Your instructions: Pictures aside, write out every record exactly as it appears.

Supplied records:
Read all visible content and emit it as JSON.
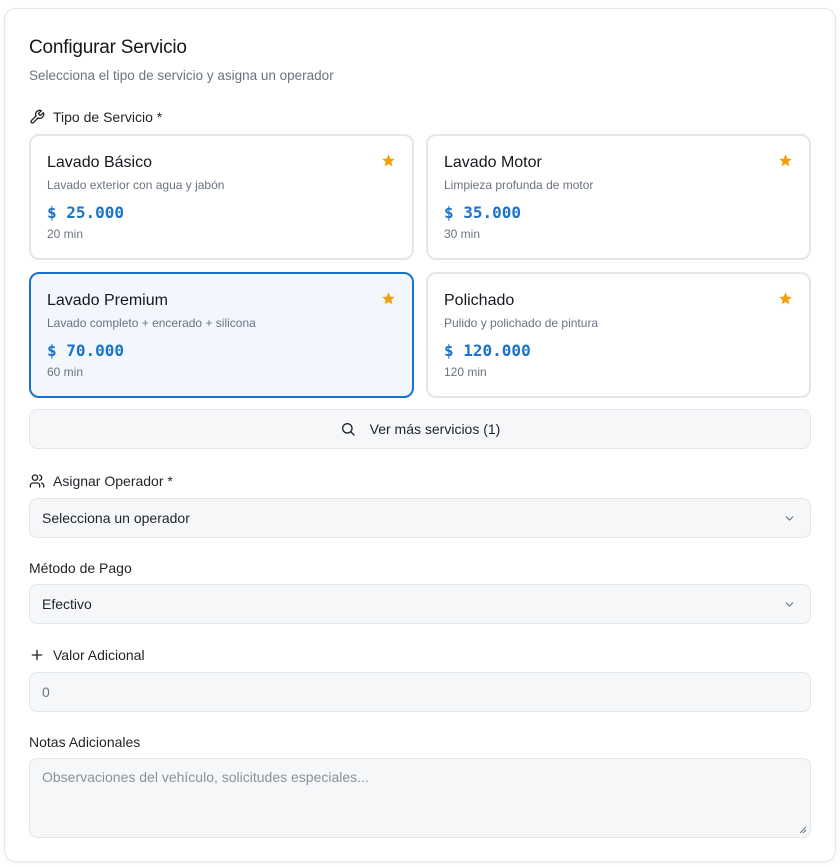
{
  "header": {
    "title": "Configurar Servicio",
    "subtitle": "Selecciona el tipo de servicio y asigna un operador"
  },
  "service_type": {
    "label": "Tipo de Servicio *",
    "icon": "wrench-icon",
    "options": [
      {
        "name": "Lavado Básico",
        "description": "Lavado exterior con agua y jabón",
        "price": "$ 25.000",
        "duration": "20 min",
        "selected": false
      },
      {
        "name": "Lavado Motor",
        "description": "Limpieza profunda de motor",
        "price": "$ 35.000",
        "duration": "30 min",
        "selected": false
      },
      {
        "name": "Lavado Premium",
        "description": "Lavado completo + encerado + silicona",
        "price": "$ 70.000",
        "duration": "60 min",
        "selected": true
      },
      {
        "name": "Polichado",
        "description": "Pulido y polichado de pintura",
        "price": "$ 120.000",
        "duration": "120 min",
        "selected": false
      }
    ],
    "more_button": "Ver más servicios (1)"
  },
  "operator": {
    "label": "Asignar Operador *",
    "icon": "users-icon",
    "value": "Selecciona un operador"
  },
  "payment": {
    "label": "Método de Pago",
    "value": "Efectivo"
  },
  "extra_value": {
    "label": "Valor Adicional",
    "icon": "plus-icon",
    "value": "0"
  },
  "notes": {
    "label": "Notas Adicionales",
    "placeholder": "Observaciones del vehículo, solicitudes especiales..."
  },
  "colors": {
    "accent": "#1a73c8",
    "star": "#f59e0b",
    "selected_bg": "#f1f7fd",
    "border": "#e3e6ea"
  }
}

Expected answer:
Read all visible content and emit it as JSON.
{
  "header": {
    "title": "Configurar Servicio",
    "subtitle": "Selecciona el tipo de servicio y asigna un operador"
  },
  "service_type": {
    "label": "Tipo de Servicio *",
    "icon": "wrench-icon",
    "options": [
      {
        "name": "Lavado Básico",
        "description": "Lavado exterior con agua y jabón",
        "price": "$ 25.000",
        "duration": "20 min",
        "selected": false
      },
      {
        "name": "Lavado Motor",
        "description": "Limpieza profunda de motor",
        "price": "$ 35.000",
        "duration": "30 min",
        "selected": false
      },
      {
        "name": "Lavado Premium",
        "description": "Lavado completo + encerado + silicona",
        "price": "$ 70.000",
        "duration": "60 min",
        "selected": true
      },
      {
        "name": "Polichado",
        "description": "Pulido y polichado de pintura",
        "price": "$ 120.000",
        "duration": "120 min",
        "selected": false
      }
    ],
    "more_button": "Ver más servicios (1)"
  },
  "operator": {
    "label": "Asignar Operador *",
    "icon": "users-icon",
    "value": "Selecciona un operador"
  },
  "payment": {
    "label": "Método de Pago",
    "value": "Efectivo"
  },
  "extra_value": {
    "label": "Valor Adicional",
    "icon": "plus-icon",
    "value": "0"
  },
  "notes": {
    "label": "Notas Adicionales",
    "placeholder": "Observaciones del vehículo, solicitudes especiales..."
  },
  "colors": {
    "accent": "#1a73c8",
    "star": "#f59e0b",
    "selected_bg": "#f1f7fd",
    "border": "#e3e6ea"
  }
}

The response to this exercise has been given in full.